=== Instructions to follow ===
Extract every line of the material that holds the string "asparagus".

───── Excerpted records ─────

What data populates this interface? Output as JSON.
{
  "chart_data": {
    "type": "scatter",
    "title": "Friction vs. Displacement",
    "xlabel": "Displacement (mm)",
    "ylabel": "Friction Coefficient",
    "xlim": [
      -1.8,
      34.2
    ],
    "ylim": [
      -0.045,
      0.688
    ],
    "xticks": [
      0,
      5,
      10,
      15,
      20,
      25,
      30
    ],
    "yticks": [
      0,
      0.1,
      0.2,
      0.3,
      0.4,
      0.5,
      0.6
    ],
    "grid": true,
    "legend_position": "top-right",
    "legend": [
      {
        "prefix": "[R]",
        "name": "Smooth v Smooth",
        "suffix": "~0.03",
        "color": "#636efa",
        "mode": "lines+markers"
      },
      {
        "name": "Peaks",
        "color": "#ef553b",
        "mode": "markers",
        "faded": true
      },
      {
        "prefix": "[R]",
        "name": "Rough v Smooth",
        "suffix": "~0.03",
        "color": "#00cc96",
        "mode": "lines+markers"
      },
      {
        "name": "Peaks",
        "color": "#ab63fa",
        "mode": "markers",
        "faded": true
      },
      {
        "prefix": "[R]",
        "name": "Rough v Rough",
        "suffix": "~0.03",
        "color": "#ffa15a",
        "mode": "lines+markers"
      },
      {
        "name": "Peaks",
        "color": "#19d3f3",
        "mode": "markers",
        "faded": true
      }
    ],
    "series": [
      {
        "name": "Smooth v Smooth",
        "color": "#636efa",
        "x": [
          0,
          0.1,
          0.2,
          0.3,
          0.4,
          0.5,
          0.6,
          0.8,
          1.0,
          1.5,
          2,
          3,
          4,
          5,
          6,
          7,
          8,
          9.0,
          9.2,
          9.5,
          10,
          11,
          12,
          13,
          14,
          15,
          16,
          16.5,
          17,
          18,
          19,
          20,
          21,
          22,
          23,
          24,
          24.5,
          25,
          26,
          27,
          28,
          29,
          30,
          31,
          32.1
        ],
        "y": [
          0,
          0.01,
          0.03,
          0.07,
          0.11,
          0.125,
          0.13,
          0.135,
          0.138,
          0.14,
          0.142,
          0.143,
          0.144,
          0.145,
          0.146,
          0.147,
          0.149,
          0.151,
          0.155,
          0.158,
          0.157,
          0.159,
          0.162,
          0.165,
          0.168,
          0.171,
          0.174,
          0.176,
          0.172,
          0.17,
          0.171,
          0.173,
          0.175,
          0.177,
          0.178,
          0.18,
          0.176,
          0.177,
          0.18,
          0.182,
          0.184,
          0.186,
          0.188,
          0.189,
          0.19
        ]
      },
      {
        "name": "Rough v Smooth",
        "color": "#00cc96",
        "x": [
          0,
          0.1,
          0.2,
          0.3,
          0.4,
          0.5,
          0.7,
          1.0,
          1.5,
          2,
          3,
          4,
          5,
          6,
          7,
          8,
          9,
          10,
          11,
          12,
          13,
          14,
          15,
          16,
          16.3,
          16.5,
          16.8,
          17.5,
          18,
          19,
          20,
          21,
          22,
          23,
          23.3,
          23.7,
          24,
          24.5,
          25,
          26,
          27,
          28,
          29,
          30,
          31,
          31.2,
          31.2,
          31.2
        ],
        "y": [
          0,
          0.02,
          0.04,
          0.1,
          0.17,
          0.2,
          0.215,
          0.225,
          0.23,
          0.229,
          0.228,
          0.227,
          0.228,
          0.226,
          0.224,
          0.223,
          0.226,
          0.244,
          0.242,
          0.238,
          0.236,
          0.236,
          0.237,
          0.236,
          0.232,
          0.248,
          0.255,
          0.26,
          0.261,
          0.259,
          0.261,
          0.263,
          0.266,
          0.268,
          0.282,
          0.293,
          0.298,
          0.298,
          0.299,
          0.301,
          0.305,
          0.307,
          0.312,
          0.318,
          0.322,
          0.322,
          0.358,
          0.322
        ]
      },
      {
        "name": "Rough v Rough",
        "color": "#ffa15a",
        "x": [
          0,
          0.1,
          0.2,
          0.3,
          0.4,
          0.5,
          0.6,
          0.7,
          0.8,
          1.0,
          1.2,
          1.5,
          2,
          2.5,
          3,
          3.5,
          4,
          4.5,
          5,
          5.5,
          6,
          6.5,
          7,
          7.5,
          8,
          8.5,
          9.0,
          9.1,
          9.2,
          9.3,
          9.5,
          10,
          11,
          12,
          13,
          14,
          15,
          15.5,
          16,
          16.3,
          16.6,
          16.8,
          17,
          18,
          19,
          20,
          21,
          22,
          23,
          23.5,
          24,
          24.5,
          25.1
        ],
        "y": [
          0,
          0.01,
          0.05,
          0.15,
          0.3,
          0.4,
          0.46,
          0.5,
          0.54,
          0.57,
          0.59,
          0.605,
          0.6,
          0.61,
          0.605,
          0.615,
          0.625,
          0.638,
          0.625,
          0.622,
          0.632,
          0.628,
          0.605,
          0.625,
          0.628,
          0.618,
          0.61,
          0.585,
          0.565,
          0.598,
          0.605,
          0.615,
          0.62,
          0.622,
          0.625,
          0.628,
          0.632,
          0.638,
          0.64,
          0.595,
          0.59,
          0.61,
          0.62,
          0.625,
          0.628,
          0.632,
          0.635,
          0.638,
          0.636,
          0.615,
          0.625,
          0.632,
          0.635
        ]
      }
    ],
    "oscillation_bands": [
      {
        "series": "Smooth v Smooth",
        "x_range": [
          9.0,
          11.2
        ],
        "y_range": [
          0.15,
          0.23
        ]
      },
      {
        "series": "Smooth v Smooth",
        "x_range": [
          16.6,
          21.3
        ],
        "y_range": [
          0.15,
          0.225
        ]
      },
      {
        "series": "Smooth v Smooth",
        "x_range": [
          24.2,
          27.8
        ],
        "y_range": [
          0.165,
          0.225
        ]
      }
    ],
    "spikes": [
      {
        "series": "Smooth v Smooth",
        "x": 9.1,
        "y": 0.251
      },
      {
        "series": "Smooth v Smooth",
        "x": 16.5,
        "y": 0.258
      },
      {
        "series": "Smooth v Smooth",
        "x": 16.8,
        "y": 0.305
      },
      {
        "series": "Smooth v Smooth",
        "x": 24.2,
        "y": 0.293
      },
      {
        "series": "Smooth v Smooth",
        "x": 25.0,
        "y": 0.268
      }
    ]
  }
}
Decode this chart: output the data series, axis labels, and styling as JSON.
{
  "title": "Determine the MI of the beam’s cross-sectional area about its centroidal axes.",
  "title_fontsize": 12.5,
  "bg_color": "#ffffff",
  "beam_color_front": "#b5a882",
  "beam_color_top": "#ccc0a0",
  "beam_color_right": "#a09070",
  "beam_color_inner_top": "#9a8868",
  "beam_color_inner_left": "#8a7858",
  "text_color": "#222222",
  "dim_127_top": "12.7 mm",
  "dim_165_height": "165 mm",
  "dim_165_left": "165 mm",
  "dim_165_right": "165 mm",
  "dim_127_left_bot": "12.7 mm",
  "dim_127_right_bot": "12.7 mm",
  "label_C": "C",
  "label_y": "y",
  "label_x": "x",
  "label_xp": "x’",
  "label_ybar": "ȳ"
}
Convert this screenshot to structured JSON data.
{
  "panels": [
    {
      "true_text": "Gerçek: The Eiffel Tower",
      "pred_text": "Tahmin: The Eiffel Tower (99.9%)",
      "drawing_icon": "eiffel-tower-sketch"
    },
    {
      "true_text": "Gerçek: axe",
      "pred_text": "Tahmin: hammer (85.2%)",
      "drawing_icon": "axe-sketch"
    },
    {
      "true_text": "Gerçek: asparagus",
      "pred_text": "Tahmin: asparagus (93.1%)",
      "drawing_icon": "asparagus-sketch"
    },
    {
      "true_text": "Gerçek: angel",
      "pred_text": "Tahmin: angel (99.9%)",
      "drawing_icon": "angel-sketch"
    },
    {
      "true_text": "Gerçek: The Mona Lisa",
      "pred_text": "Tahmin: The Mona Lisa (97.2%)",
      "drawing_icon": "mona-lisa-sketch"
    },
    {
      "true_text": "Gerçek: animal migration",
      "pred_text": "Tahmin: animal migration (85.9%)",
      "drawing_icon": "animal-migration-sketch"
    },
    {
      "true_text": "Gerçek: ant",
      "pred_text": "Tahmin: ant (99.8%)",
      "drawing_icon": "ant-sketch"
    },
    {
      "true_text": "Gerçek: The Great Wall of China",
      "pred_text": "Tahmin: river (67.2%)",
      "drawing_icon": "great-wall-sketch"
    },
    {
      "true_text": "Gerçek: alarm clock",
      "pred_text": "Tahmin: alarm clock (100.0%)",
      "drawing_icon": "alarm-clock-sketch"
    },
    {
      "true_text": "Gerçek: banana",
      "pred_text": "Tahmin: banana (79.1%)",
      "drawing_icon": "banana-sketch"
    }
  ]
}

─────

=== Written response ===
      "true_text": "Gerçek: asparagus",
      "pred_text": "Tahmin: asparagus (93.1%)",
      "drawing_icon": "asparagus-sketch"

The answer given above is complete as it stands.